§ Required task:
Scan the records and identify every line in which the string "this" occurs, then return those lines.

Stored data
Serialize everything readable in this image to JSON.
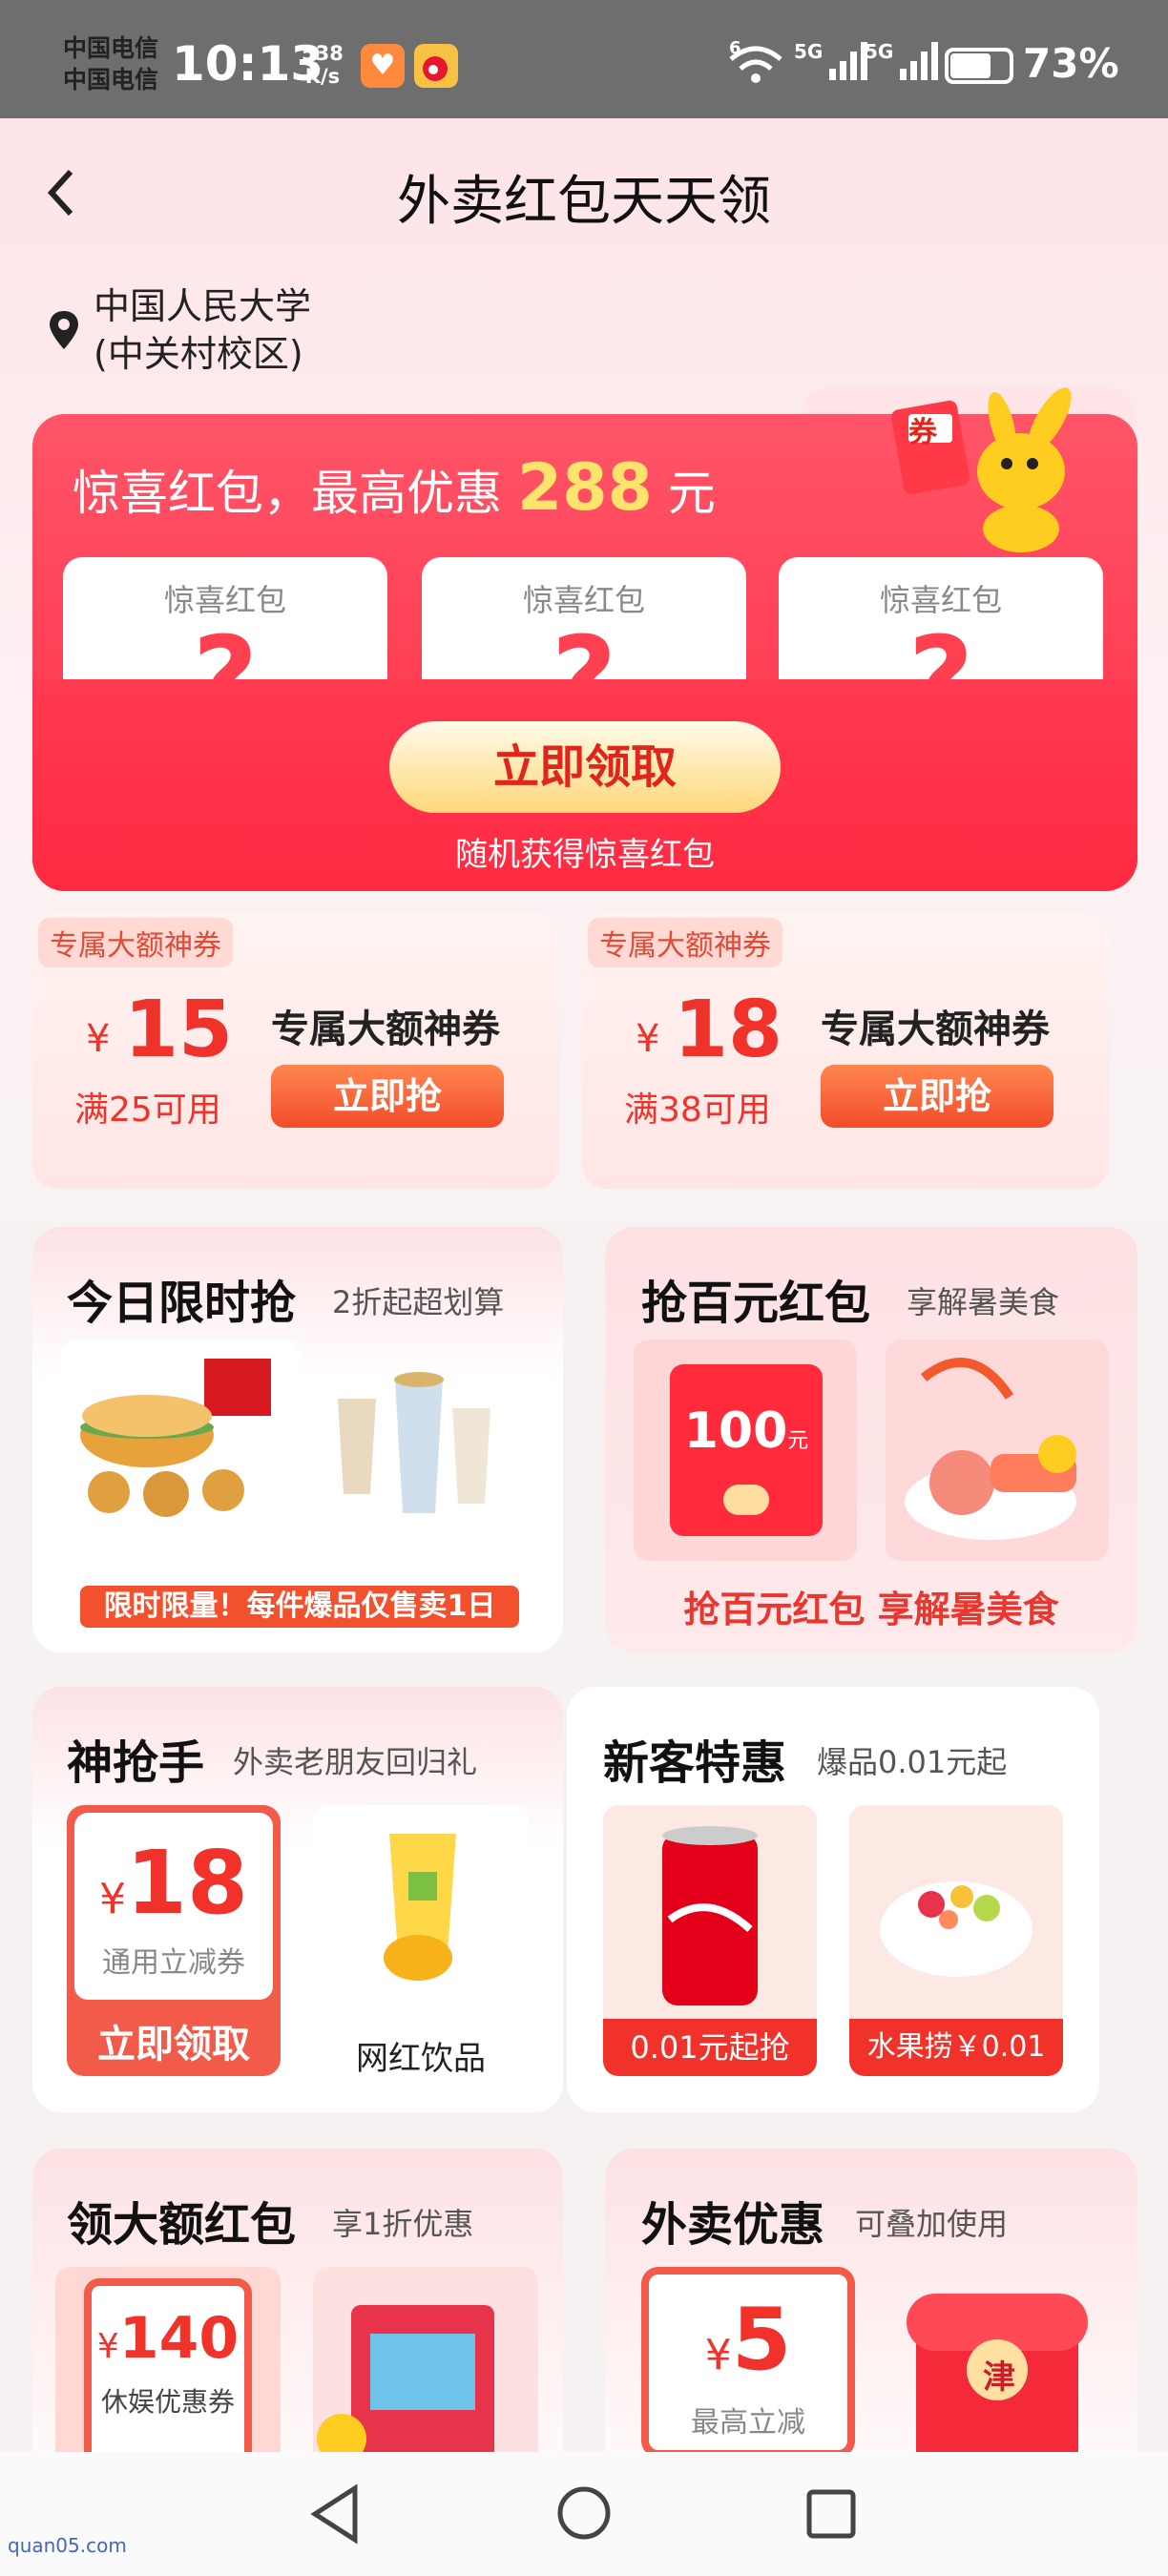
{
  "status_bar": {
    "carrier_1": "中国电信",
    "carrier_2": "中国电信",
    "time": "10:13",
    "speed_value": "538",
    "speed_unit": "K/s",
    "signal_1": "6",
    "signal_2": "5G",
    "signal_3": "5G",
    "battery": "73%"
  },
  "header": {
    "title": "外卖红包天天领"
  },
  "location": {
    "line1": "中国人民大学",
    "line2": "(中关村校区)"
  },
  "surprise": {
    "headline": "惊喜红包，最高优惠",
    "amount": "288",
    "unit": "元",
    "ticket_badge": "券",
    "box_label": "惊喜红包",
    "box_mark": "?",
    "claim_button": "立即领取",
    "subtext": "随机获得惊喜红包"
  },
  "coupons": [
    {
      "tag": "专属大额神券",
      "currency": "¥",
      "amount": "15",
      "condition": "满25可用",
      "name": "专属大额神券",
      "button": "立即抢"
    },
    {
      "tag": "专属大额神券",
      "currency": "¥",
      "amount": "18",
      "condition": "满38可用",
      "name": "专属大额神券",
      "button": "立即抢"
    }
  ],
  "flash_sale": {
    "title": "今日限时抢",
    "subtitle": "2折起超划算",
    "banner": "限时限量！每件爆品仅售卖1日"
  },
  "hundred": {
    "title": "抢百元红包",
    "subtitle": "享解暑美食",
    "envelope_amount": "100",
    "envelope_unit": "元",
    "banner": "抢百元红包 享解暑美食"
  },
  "sharpshooter": {
    "title": "神抢手",
    "subtitle": "外卖老朋友回归礼",
    "currency": "¥",
    "amount": "18",
    "coupon_label": "通用立减券",
    "button": "立即领取",
    "drink_label": "网红饮品"
  },
  "new_customer": {
    "title": "新客特惠",
    "subtitle": "爆品0.01元起",
    "item1_label": "0.01元起抢",
    "item2_label": "水果捞￥0.01"
  },
  "big_red": {
    "title": "领大额红包",
    "subtitle": "享1折优惠",
    "currency": "¥",
    "amount": "140",
    "coupon_label": "休娱优惠券"
  },
  "takeout": {
    "title": "外卖优惠",
    "subtitle": "可叠加使用",
    "currency": "¥",
    "amount": "5",
    "label": "最高立减",
    "bag_mark": "津"
  },
  "watermark": "quan05.com",
  "colors": {
    "accent_red": "#f0322a",
    "panel_red": "#ff2d45",
    "gold": "#ffe36d"
  }
}
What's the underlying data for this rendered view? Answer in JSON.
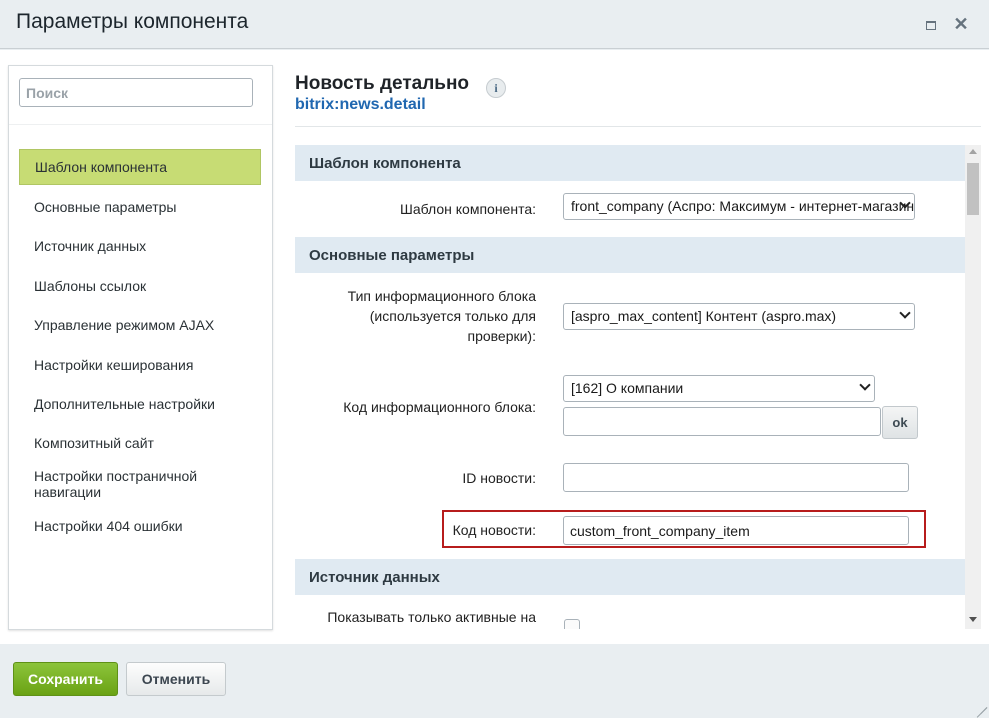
{
  "window": {
    "title": "Параметры компонента"
  },
  "sidebar": {
    "search_placeholder": "Поиск",
    "items": [
      {
        "label": "Шаблон компонента",
        "active": true
      },
      {
        "label": "Основные параметры"
      },
      {
        "label": "Источник данных"
      },
      {
        "label": "Шаблоны ссылок"
      },
      {
        "label": "Управление режимом AJAX"
      },
      {
        "label": "Настройки кеширования"
      },
      {
        "label": "Дополнительные настройки"
      },
      {
        "label": "Композитный сайт"
      },
      {
        "label": "Настройки постраничной навигации"
      },
      {
        "label": "Настройки 404 ошибки"
      }
    ]
  },
  "component": {
    "name": "Новость детально",
    "code": "bitrix:news.detail",
    "info_icon": "i"
  },
  "sections": {
    "template": "Шаблон компонента",
    "main": "Основные параметры",
    "source": "Источник данных"
  },
  "fields": {
    "template_label": "Шаблон компонента:",
    "template_value": "front_company (Аспро: Максимум - интернет-магазин)",
    "iblock_type_label": "Тип информационного блока (используется только для проверки):",
    "iblock_type_value": "[aspro_max_content] Контент (aspro.max)",
    "iblock_code_label": "Код информационного блока:",
    "iblock_code_value": "[162] О компании",
    "iblock_code_extra": "",
    "ok_label": "ok",
    "news_id_label": "ID новости:",
    "news_id_value": "",
    "news_code_label": "Код новости:",
    "news_code_value": "custom_front_company_item",
    "active_only_label": "Показывать только активные на"
  },
  "footer": {
    "save_label": "Сохранить",
    "cancel_label": "Отменить"
  },
  "colors": {
    "active_item": "#c7dc74",
    "section_bg": "#e0eaf2",
    "highlight": "#b71c1c",
    "save_button": "#7bb429",
    "link": "#2067b0"
  }
}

§ Complete answer:
Serialize everything readable in this image to JSON.
What's the underlying data for this rendered view? Answer in JSON.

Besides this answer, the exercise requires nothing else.